[begin Dataset content]
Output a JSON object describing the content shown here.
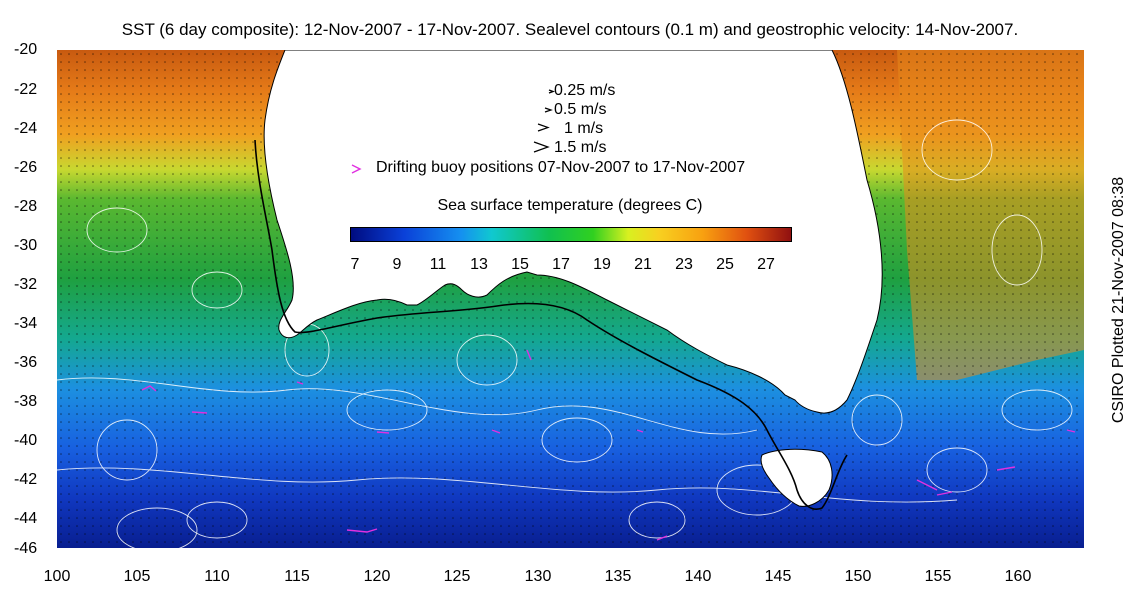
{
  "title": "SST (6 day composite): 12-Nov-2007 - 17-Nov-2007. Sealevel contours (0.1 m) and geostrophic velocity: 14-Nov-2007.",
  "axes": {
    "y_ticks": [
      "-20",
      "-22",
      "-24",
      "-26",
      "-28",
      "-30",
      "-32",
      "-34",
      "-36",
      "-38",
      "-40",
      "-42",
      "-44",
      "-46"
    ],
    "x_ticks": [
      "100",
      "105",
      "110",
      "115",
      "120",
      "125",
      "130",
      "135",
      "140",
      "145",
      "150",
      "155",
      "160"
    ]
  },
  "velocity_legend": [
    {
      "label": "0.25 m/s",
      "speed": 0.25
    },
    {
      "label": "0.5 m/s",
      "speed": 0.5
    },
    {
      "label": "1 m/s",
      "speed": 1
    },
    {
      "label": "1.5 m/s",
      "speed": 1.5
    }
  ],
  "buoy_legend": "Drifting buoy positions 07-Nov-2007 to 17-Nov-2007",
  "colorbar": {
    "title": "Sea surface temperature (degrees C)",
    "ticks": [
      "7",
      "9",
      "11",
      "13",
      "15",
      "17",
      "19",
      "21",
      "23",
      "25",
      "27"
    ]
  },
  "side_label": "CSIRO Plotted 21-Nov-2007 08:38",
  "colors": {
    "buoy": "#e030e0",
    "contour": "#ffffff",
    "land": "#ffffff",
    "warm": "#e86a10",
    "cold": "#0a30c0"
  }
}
[end Dataset content]
#### Work to be completed:
Give every line back word for word and leave the pictures out.

#### Solution for this problem:
Output a JSON object describing the content shown here.
{
  "title": "SST (6 day composite): 12-Nov-2007 - 17-Nov-2007. Sealevel contours (0.1 m) and geostrophic velocity: 14-Nov-2007.",
  "axes": {
    "y_ticks": [
      "-20",
      "-22",
      "-24",
      "-26",
      "-28",
      "-30",
      "-32",
      "-34",
      "-36",
      "-38",
      "-40",
      "-42",
      "-44",
      "-46"
    ],
    "x_ticks": [
      "100",
      "105",
      "110",
      "115",
      "120",
      "125",
      "130",
      "135",
      "140",
      "145",
      "150",
      "155",
      "160"
    ]
  },
  "velocity_legend": [
    {
      "label": "0.25 m/s",
      "speed": 0.25
    },
    {
      "label": "0.5 m/s",
      "speed": 0.5
    },
    {
      "label": "1 m/s",
      "speed": 1
    },
    {
      "label": "1.5 m/s",
      "speed": 1.5
    }
  ],
  "buoy_legend": "Drifting buoy positions 07-Nov-2007 to 17-Nov-2007",
  "colorbar": {
    "title": "Sea surface temperature (degrees C)",
    "ticks": [
      "7",
      "9",
      "11",
      "13",
      "15",
      "17",
      "19",
      "21",
      "23",
      "25",
      "27"
    ]
  },
  "side_label": "CSIRO Plotted 21-Nov-2007 08:38",
  "colors": {
    "buoy": "#e030e0",
    "contour": "#ffffff",
    "land": "#ffffff",
    "warm": "#e86a10",
    "cold": "#0a30c0"
  }
}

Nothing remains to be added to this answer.